## Written problem
In full and without alteration, give the listing again.

## Records shown

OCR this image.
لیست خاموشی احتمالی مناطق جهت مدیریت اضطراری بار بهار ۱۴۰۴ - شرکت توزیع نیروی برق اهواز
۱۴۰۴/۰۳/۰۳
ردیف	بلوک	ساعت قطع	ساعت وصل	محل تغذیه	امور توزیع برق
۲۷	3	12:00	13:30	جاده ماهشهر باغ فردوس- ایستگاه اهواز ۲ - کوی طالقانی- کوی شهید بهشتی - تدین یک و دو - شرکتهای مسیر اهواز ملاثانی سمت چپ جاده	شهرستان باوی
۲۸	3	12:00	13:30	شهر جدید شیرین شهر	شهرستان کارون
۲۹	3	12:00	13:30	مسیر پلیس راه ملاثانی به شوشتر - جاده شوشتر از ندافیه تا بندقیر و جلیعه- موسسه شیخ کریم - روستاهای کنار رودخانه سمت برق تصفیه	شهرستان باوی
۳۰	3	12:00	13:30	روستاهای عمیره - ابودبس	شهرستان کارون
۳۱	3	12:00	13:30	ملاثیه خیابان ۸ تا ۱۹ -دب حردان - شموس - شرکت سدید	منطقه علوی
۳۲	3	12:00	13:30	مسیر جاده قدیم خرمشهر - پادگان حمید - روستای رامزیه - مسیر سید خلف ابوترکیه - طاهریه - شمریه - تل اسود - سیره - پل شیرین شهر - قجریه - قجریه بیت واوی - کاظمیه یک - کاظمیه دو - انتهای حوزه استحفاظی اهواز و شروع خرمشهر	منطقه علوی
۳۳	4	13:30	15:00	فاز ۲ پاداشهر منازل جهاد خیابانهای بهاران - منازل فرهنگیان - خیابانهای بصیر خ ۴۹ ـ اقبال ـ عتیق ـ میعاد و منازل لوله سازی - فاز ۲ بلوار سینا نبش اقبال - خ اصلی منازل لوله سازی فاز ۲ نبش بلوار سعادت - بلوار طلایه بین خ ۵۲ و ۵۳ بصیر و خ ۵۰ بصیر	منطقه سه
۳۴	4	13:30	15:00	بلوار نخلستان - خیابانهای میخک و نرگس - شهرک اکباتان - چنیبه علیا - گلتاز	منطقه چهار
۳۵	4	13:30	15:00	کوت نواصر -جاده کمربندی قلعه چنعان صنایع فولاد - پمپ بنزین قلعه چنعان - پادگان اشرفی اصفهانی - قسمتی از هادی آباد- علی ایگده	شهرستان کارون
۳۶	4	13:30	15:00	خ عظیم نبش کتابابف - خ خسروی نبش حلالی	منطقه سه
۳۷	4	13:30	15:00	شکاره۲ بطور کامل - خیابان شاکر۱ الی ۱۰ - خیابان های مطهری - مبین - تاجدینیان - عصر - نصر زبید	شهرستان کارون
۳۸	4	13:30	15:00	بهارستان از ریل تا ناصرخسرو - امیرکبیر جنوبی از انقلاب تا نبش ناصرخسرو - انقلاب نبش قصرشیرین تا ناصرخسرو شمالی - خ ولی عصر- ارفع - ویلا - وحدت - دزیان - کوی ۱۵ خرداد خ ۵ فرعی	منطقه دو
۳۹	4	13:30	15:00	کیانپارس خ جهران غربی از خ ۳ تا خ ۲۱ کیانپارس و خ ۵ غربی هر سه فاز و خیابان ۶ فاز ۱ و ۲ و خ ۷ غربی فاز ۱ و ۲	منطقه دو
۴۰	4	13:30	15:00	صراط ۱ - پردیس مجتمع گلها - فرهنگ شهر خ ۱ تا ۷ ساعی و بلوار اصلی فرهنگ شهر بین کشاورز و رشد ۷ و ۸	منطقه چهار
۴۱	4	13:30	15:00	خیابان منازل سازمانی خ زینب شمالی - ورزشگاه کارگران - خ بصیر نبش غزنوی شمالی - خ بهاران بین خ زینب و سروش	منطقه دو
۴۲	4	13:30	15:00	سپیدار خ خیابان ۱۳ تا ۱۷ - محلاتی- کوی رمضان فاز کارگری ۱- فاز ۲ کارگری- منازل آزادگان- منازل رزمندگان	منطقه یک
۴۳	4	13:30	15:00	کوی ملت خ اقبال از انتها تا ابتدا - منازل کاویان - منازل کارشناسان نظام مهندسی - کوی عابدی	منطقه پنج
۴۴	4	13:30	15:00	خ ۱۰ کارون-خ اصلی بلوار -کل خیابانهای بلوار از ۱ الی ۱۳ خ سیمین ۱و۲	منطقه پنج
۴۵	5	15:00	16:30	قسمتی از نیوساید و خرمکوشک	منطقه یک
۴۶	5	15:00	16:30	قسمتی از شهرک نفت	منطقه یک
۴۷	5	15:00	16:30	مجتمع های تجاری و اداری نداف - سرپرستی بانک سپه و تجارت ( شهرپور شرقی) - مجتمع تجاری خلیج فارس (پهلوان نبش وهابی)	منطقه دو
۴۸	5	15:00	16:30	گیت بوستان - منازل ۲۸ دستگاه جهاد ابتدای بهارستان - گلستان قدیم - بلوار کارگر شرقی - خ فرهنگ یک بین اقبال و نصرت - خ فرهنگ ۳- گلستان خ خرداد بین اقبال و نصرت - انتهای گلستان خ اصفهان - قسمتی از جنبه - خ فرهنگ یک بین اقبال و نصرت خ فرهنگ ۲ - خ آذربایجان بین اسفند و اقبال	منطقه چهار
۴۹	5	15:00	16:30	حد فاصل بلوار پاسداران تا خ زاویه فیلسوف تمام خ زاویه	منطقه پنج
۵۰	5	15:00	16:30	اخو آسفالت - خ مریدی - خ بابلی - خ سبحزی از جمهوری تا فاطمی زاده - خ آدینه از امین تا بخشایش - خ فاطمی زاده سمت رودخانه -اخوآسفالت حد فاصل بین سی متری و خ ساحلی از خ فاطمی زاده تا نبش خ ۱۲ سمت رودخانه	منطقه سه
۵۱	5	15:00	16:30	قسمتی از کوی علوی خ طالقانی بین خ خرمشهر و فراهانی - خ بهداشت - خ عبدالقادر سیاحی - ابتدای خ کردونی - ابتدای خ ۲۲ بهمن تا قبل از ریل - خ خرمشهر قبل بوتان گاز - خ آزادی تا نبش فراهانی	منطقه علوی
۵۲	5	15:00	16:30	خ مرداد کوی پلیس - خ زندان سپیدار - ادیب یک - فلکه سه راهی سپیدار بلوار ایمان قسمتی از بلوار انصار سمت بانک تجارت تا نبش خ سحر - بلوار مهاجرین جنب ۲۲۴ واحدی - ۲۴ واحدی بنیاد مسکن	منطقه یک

## Problem solution
OCR this image.
لیست خاموشی احتمالی مناطق جهت مدیریت اضطراری بار بهار ۱۴۰۴ - شرکت توزیع نیروی برق اهواز
۱۴۰۴/۰۳/۰۳
ردیف	بلوک	ساعت قطع	ساعت وصل	محل تغذیه	امور توزیع برق
۲۷	3	12:00	13:30	جاده ماهشهر باغ فردوس- ایستگاه اهواز ۲ - کوی طالقانی- کوی شهید بهشتی - تدین یک و دو - شرکتهای مسیر اهواز ملاثانی سمت چپ جاده	شهرستان باوی
۲۸	3	12:00	13:30	شهر جدید شیرین شهر	شهرستان کارون
۲۹	3	12:00	13:30	مسیر پلیس راه ملاثانی به شوشتر - جاده شوشتر از ندافیه تا بندقیر و جلیعه- موسسه شیخ کریم - روستاهای کنار رودخانه سمت برق تصفیه	شهرستان باوی
۳۰	3	12:00	13:30	روستاهای عمیره - ابودبس	شهرستان کارون
۳۱	3	12:00	13:30	ملاثیه خیابان ۸ تا ۱۹ -دب حردان - شموس - شرکت سدید	منطقه علوی
۳۲	3	12:00	13:30	مسیر جاده قدیم خرمشهر - پادگان حمید - روستای رامزیه - مسیر سید خلف ابوترکیه - طاهریه - شمریه - تل اسود - سیره - پل شیرین شهر - قجریه - قجریه بیت واوی - کاظمیه یک - کاظمیه دو - انتهای حوزه استحفاظی اهواز و شروع خرمشهر	منطقه علوی
۳۳	4	13:30	15:00	فاز ۲ پاداشهر منازل جهاد خیابانهای بهاران - منازل فرهنگیان - خیابانهای بصیر خ ۴۹ ـ اقبال ـ عتیق ـ میعاد و منازل لوله سازی - فاز ۲ بلوار سینا نبش اقبال - خ اصلی منازل لوله سازی فاز ۲ نبش بلوار سعادت - بلوار طلایه بین خ ۵۲ و ۵۳ بصیر و خ ۵۰ بصیر	منطقه سه
۳۴	4	13:30	15:00	بلوار نخلستان - خیابانهای میخک و نرگس - شهرک اکباتان - چنیبه علیا - گلتاز	منطقه چهار
۳۵	4	13:30	15:00	کوت نواصر -جاده کمربندی قلعه چنعان صنایع فولاد - پمپ بنزین قلعه چنعان - پادگان اشرفی اصفهانی - قسمتی از هادی آباد- علی ایگده	شهرستان کارون
۳۶	4	13:30	15:00	خ عظیم نبش کتابابف - خ خسروی نبش حلالی	منطقه سه
۳۷	4	13:30	15:00	شکاره۲ بطور کامل - خیابان شاکر۱ الی ۱۰ - خیابان های مطهری - مبین - تاجدینیان - عصر - نصر زبید	شهرستان کارون
۳۸	4	13:30	15:00	بهارستان از ریل تا ناصرخسرو - امیرکبیر جنوبی از انقلاب تا نبش ناصرخسرو - انقلاب نبش قصرشیرین تا ناصرخسرو شمالی - خ ولی عصر- ارفع - ویلا - وحدت - دزیان - کوی ۱۵ خرداد خ ۵ فرعی	منطقه دو
۳۹	4	13:30	15:00	کیانپارس خ جهران غربی از خ ۳ تا خ ۲۱ کیانپارس و خ ۵ غربی هر سه فاز و خیابان ۶ فاز ۱ و ۲ و خ ۷ غربی فاز ۱ و ۲	منطقه دو
۴۰	4	13:30	15:00	صراط ۱ - پردیس مجتمع گلها - فرهنگ شهر خ ۱ تا ۷ ساعی و بلوار اصلی فرهنگ شهر بین کشاورز و رشد ۷ و ۸	منطقه چهار
۴۱	4	13:30	15:00	خیابان منازل سازمانی خ زینب شمالی - ورزشگاه کارگران - خ بصیر نبش غزنوی شمالی - خ بهاران بین خ زینب و سروش	منطقه دو
۴۲	4	13:30	15:00	سپیدار خ خیابان ۱۳ تا ۱۷ - محلاتی- کوی رمضان فاز کارگری ۱- فاز ۲ کارگری- منازل آزادگان- منازل رزمندگان	منطقه یک
۴۳	4	13:30	15:00	کوی ملت خ اقبال از انتها تا ابتدا - منازل کاویان - منازل کارشناسان نظام مهندسی - کوی عابدی	منطقه پنج
۴۴	4	13:30	15:00	خ ۱۰ کارون-خ اصلی بلوار -کل خیابانهای بلوار از ۱ الی ۱۳ خ سیمین ۱و۲	منطقه پنج
۴۵	5	15:00	16:30	قسمتی از نیوساید و خرمکوشک	منطقه یک
۴۶	5	15:00	16:30	قسمتی از شهرک نفت	منطقه یک
۴۷	5	15:00	16:30	مجتمع های تجاری و اداری نداف - سرپرستی بانک سپه و تجارت ( شهرپور شرقی) - مجتمع تجاری خلیج فارس (پهلوان نبش وهابی)	منطقه دو
۴۸	5	15:00	16:30	گیت بوستان - منازل ۲۸ دستگاه جهاد ابتدای بهارستان - گلستان قدیم - بلوار کارگر شرقی - خ فرهنگ یک بین اقبال و نصرت - خ فرهنگ ۳- گلستان خ خرداد بین اقبال و نصرت - انتهای گلستان خ اصفهان - قسمتی از جنبه - خ فرهنگ یک بین اقبال و نصرت خ فرهنگ ۲ - خ آذربایجان بین اسفند و اقبال	منطقه چهار
۴۹	5	15:00	16:30	حد فاصل بلوار پاسداران تا خ زاویه فیلسوف تمام خ زاویه	منطقه پنج
۵۰	5	15:00	16:30	اخو آسفالت - خ مریدی - خ بابلی - خ سبحزی از جمهوری تا فاطمی زاده - خ آدینه از امین تا بخشایش - خ فاطمی زاده سمت رودخانه -اخوآسفالت حد فاصل بین سی متری و خ ساحلی از خ فاطمی زاده تا نبش خ ۱۲ سمت رودخانه	منطقه سه
۵۱	5	15:00	16:30	قسمتی از کوی علوی خ طالقانی بین خ خرمشهر و فراهانی - خ بهداشت - خ عبدالقادر سیاحی - ابتدای خ کردونی - ابتدای خ ۲۲ بهمن تا قبل از ریل - خ خرمشهر قبل بوتان گاز - خ آزادی تا نبش فراهانی	منطقه علوی
۵۲	5	15:00	16:30	خ مرداد کوی پلیس - خ زندان سپیدار - ادیب یک - فلکه سه راهی سپیدار بلوار ایمان قسمتی از بلوار انصار سمت بانک تجارت تا نبش خ سحر - بلوار مهاجرین جنب ۲۲۴ واحدی - ۲۴ واحدی بنیاد مسکن	منطقه یک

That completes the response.